▶ [DIRECTIONS]
In the listing that follows, count the lines holding the word "Ingresos" and report only that number.

-- Start of GIVEN INFORMATION --

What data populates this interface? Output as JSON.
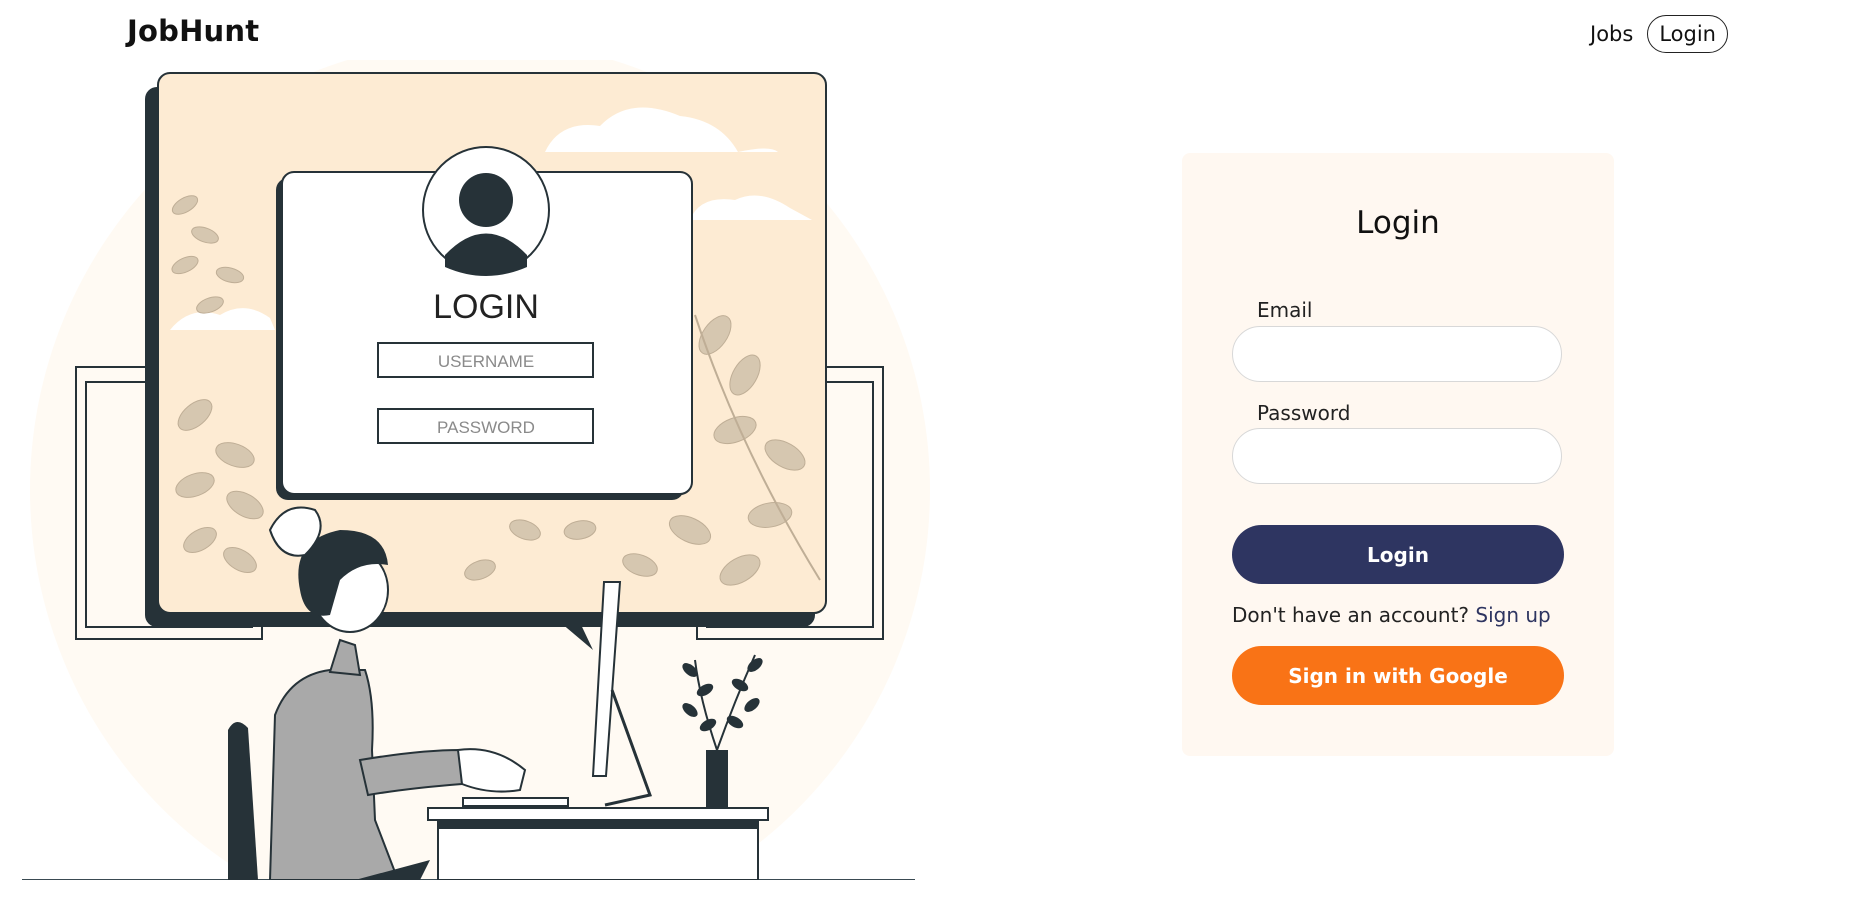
{
  "header": {
    "brand": "JobHunt",
    "nav": {
      "jobs": "Jobs",
      "login": "Login"
    }
  },
  "illustration": {
    "heading": "LOGIN",
    "username_placeholder": "USERNAME",
    "password_placeholder": "PASSWORD"
  },
  "login_card": {
    "title": "Login",
    "email_label": "Email",
    "email_value": "",
    "password_label": "Password",
    "password_value": "",
    "login_button": "Login",
    "signup_prompt": "Don't have an account?",
    "signup_link": "Sign up",
    "google_button": "Sign in with Google"
  },
  "colors": {
    "primary": "#2e3561",
    "google": "#f97316",
    "card_bg": "#fff8f1",
    "illustration_bg": "#fdebd3"
  }
}
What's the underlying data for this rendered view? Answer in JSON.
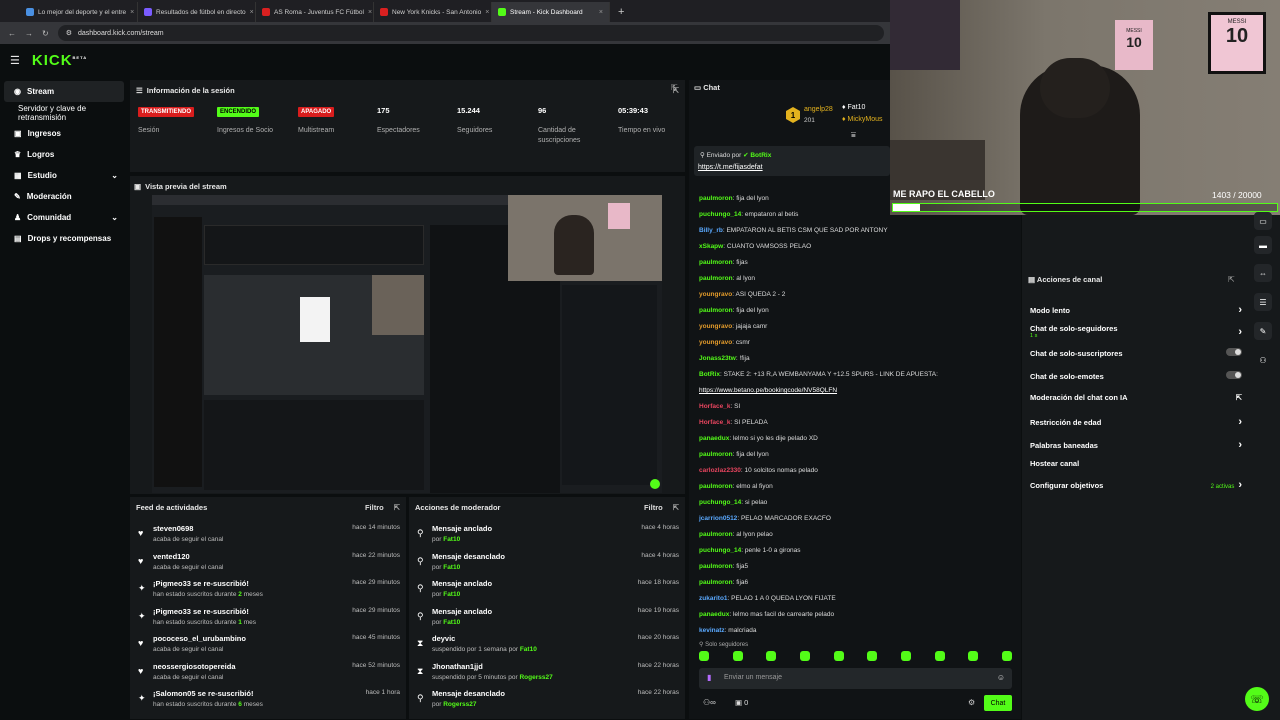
{
  "browser": {
    "tabs": [
      {
        "title": "Lo mejor del deporte y el entre",
        "color": "#4a90e2",
        "active": false
      },
      {
        "title": "Resultados de fútbol en directo",
        "color": "#7a5cff",
        "active": false
      },
      {
        "title": "AS Roma - Juventus FC Fútbol",
        "color": "#d92020",
        "active": false
      },
      {
        "title": "New York Knicks - San Antonio",
        "color": "#d92020",
        "active": false
      },
      {
        "title": "Stream - Kick Dashboard",
        "color": "#53fc18",
        "active": true
      }
    ],
    "new_tab": "+",
    "url": "dashboard.kick.com/stream"
  },
  "logo": {
    "text": "KICK",
    "sup": "BETA"
  },
  "sidebar": {
    "items": [
      {
        "label": "Stream",
        "icon": "broadcast-icon",
        "glyph": "◉"
      },
      {
        "label": "Servidor y clave de retransmisión",
        "icon": "",
        "glyph": ""
      },
      {
        "label": "Ingresos",
        "icon": "money-icon",
        "glyph": "▣"
      },
      {
        "label": "Logros",
        "icon": "trophy-icon",
        "glyph": "♛"
      },
      {
        "label": "Estudio",
        "icon": "studio-icon",
        "glyph": "▦",
        "chev": "⌄"
      },
      {
        "label": "Moderación",
        "icon": "wrench-icon",
        "glyph": "✎"
      },
      {
        "label": "Comunidad",
        "icon": "community-icon",
        "glyph": "♟",
        "chev": "⌄"
      },
      {
        "label": "Drops y recompensas",
        "icon": "gift-icon",
        "glyph": "▤"
      }
    ]
  },
  "session": {
    "title": "Información de la sesión",
    "stats": [
      {
        "value": "TRANSMITIENDO",
        "label": "Sesión",
        "kind": "red"
      },
      {
        "value": "ENCENDIDO",
        "label": "Ingresos de Socio",
        "kind": "green"
      },
      {
        "value": "APAGADO",
        "label": "Multistream",
        "kind": "red"
      },
      {
        "value": "175",
        "label": "Espectadores",
        "kind": "text"
      },
      {
        "value": "15.244",
        "label": "Seguidores",
        "kind": "text"
      },
      {
        "value": "96",
        "label": "Cantidad de suscripciones",
        "kind": "text"
      },
      {
        "value": "05:39:43",
        "label": "Tiempo en vivo",
        "kind": "text"
      }
    ]
  },
  "preview": {
    "title": "Vista previa del stream"
  },
  "feed": {
    "title": "Feed de actividades",
    "filter": "Filtro",
    "rows": [
      {
        "title": "steven0698",
        "sub": "acaba de seguir el canal",
        "time": "hace 14 minutos",
        "icon": "heart-icon",
        "glyph": "♥"
      },
      {
        "title": "vented120",
        "sub": "acaba de seguir el canal",
        "time": "hace 22 minutos",
        "icon": "heart-icon",
        "glyph": "♥"
      },
      {
        "title": "¡Pigmeo33 se re-suscribió!",
        "sub": "han estado suscritos durante",
        "hi": "2",
        "sub2": "meses",
        "time": "hace 29 minutos",
        "icon": "star-icon",
        "glyph": "✦"
      },
      {
        "title": "¡Pigmeo33 se re-suscribió!",
        "sub": "han estado suscritos durante",
        "hi": "1",
        "sub2": "mes",
        "time": "hace 29 minutos",
        "icon": "star-icon",
        "glyph": "✦"
      },
      {
        "title": "pococeso_el_urubambino",
        "sub": "acaba de seguir el canal",
        "time": "hace 45 minutos",
        "icon": "heart-icon",
        "glyph": "♥"
      },
      {
        "title": "neossergiosotopereida",
        "sub": "acaba de seguir el canal",
        "time": "hace 52 minutos",
        "icon": "heart-icon",
        "glyph": "♥"
      },
      {
        "title": "¡Salomon05 se re-suscribió!",
        "sub": "han estado suscritos durante",
        "hi": "6",
        "sub2": "meses",
        "time": "hace 1 hora",
        "icon": "star-icon",
        "glyph": "✦"
      }
    ]
  },
  "mod": {
    "title": "Acciones de moderador",
    "filter": "Filtro",
    "rows": [
      {
        "title": "Mensaje anclado",
        "sub": "por",
        "hi": "Fat10",
        "time": "hace 4 horas",
        "icon": "pin-icon",
        "glyph": "⚲"
      },
      {
        "title": "Mensaje desanclado",
        "sub": "por",
        "hi": "Fat10",
        "time": "hace 4 horas",
        "icon": "unpin-icon",
        "glyph": "⚲"
      },
      {
        "title": "Mensaje anclado",
        "sub": "por",
        "hi": "Fat10",
        "time": "hace 18 horas",
        "icon": "pin-icon",
        "glyph": "⚲"
      },
      {
        "title": "Mensaje anclado",
        "sub": "por",
        "hi": "Fat10",
        "time": "hace 19 horas",
        "icon": "pin-icon",
        "glyph": "⚲"
      },
      {
        "title": "deyvic",
        "sub": "suspendido por 1 semana por",
        "hi": "Fat10",
        "time": "hace 20 horas",
        "icon": "hourglass-icon",
        "glyph": "⧗"
      },
      {
        "title": "Jhonathan1jjd",
        "sub": "suspendido por 5 minutos por",
        "hi": "Rogerss27",
        "time": "hace 22 horas",
        "icon": "hourglass-icon",
        "glyph": "⧗"
      },
      {
        "title": "Mensaje desanclado",
        "sub": "por",
        "hi": "Rogerss27",
        "time": "hace 22 horas",
        "icon": "unpin-icon",
        "glyph": "⚲"
      }
    ]
  },
  "chat": {
    "title": "Chat",
    "top_user": "angelp28",
    "top_count": "201",
    "top_rank": "1",
    "second_user": "Fat10",
    "third_user": "MickyMous",
    "pinned_by_label": "Enviado por",
    "pinned_by": "BotRix",
    "pinned_link": "https://t.me/fijasdefat",
    "messages": [
      {
        "user": "paulmoron",
        "msg": "fija del lyon",
        "color": "#53fc18"
      },
      {
        "user": "puchungo_14",
        "msg": "empataron al betis",
        "color": "#53fc18"
      },
      {
        "user": "Billy_rb",
        "msg": "EMPATARON AL BETIS CSM QUE SAD POR ANTONY",
        "color": "#5aa9ff"
      },
      {
        "user": "xSkapw",
        "msg": "CUANTO VAMSOSS PELAO",
        "color": "#53fc18"
      },
      {
        "user": "paulmoron",
        "msg": "fijas",
        "color": "#53fc18"
      },
      {
        "user": "paulmoron",
        "msg": "al lyon",
        "color": "#53fc18"
      },
      {
        "user": "youngravo",
        "msg": "ASI QUEDA 2 - 2",
        "color": "#e39b2b"
      },
      {
        "user": "paulmoron",
        "msg": "fija del lyon",
        "color": "#53fc18"
      },
      {
        "user": "youngravo",
        "msg": "jajaja camr",
        "color": "#e39b2b"
      },
      {
        "user": "youngravo",
        "msg": "csmr",
        "color": "#e39b2b"
      },
      {
        "user": "Jonass23tw",
        "msg": "!fija",
        "color": "#53fc18"
      },
      {
        "user": "BotRix",
        "msg": "STAKE 2: +13 R,A WEMBANYAMA Y +12.5 SPURS - LINK DE APUESTA:",
        "color": "#53fc18"
      },
      {
        "user": "",
        "msg": "https://www.betano.pe/bookingcode/NV58QLFN",
        "color": "#ffffff"
      },
      {
        "user": "Horface_k",
        "msg": "SI",
        "color": "#e8455f"
      },
      {
        "user": "Horface_k",
        "msg": "SI PELADA",
        "color": "#e8455f"
      },
      {
        "user": "panaedux",
        "msg": "lelmo si yo les dije pelado XD",
        "color": "#53fc18"
      },
      {
        "user": "paulmoron",
        "msg": "fija del lyon",
        "color": "#53fc18"
      },
      {
        "user": "carlozlaz2330",
        "msg": "10 solcitos nomas pelado",
        "color": "#e8455f"
      },
      {
        "user": "paulmoron",
        "msg": "elmo al fiyon",
        "color": "#53fc18"
      },
      {
        "user": "puchungo_14",
        "msg": "si pelao",
        "color": "#53fc18"
      },
      {
        "user": "jcarrion0512",
        "msg": "PELAO MARCADOR EXACFO",
        "color": "#5aa9ff"
      },
      {
        "user": "paulmoron",
        "msg": "al lyon pelao",
        "color": "#53fc18"
      },
      {
        "user": "puchungo_14",
        "msg": "penle 1-0 a gironas",
        "color": "#53fc18"
      },
      {
        "user": "paulmoron",
        "msg": "fija5",
        "color": "#53fc18"
      },
      {
        "user": "paulmoron",
        "msg": "fija6",
        "color": "#53fc18"
      },
      {
        "user": "zukarito1",
        "msg": "PELAO 1 A 0 QUEDA LYON FIJATE",
        "color": "#5aa9ff"
      },
      {
        "user": "panaedux",
        "msg": "lelmo mas facil de carrearte pelado",
        "color": "#53fc18"
      },
      {
        "user": "kevinatz",
        "msg": "malcriada",
        "color": "#5aa9ff"
      }
    ],
    "followers_only": "Solo seguidores",
    "input_placeholder": "Enviar un mensaje",
    "counter": "0",
    "send": "Chat"
  },
  "camera": {
    "overlay_text": "ME RAPO EL CABELLO",
    "goal_current": "1403",
    "goal_total": "/ 20000",
    "progress": 0.07,
    "jersey": "MESSI",
    "jersey_num": "10"
  },
  "channel_actions": {
    "title": "Acciones de canal",
    "rows": [
      {
        "label": "Modo lento",
        "right": "chev"
      },
      {
        "label": "Chat de solo-seguidores",
        "sub": "1 s",
        "right": "chev"
      },
      {
        "label": "Chat de solo-suscriptores",
        "right": "toggle"
      },
      {
        "label": "Chat de solo-emotes",
        "right": "toggle"
      },
      {
        "label": "Moderación del chat con IA",
        "right": "ext"
      },
      {
        "label": "Restricción de edad",
        "right": "chev"
      },
      {
        "label": "Palabras baneadas",
        "right": "chev"
      },
      {
        "label": "Hostear canal",
        "right": ""
      },
      {
        "label": "Configurar objetivos",
        "active": "2 activas",
        "right": "chev"
      }
    ]
  },
  "colors": {
    "accent": "#53fc18",
    "live_red": "#d91d1d"
  }
}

-- End of GIVEN INFORMATION --

▶ [RESULT OF THIS TASK]
2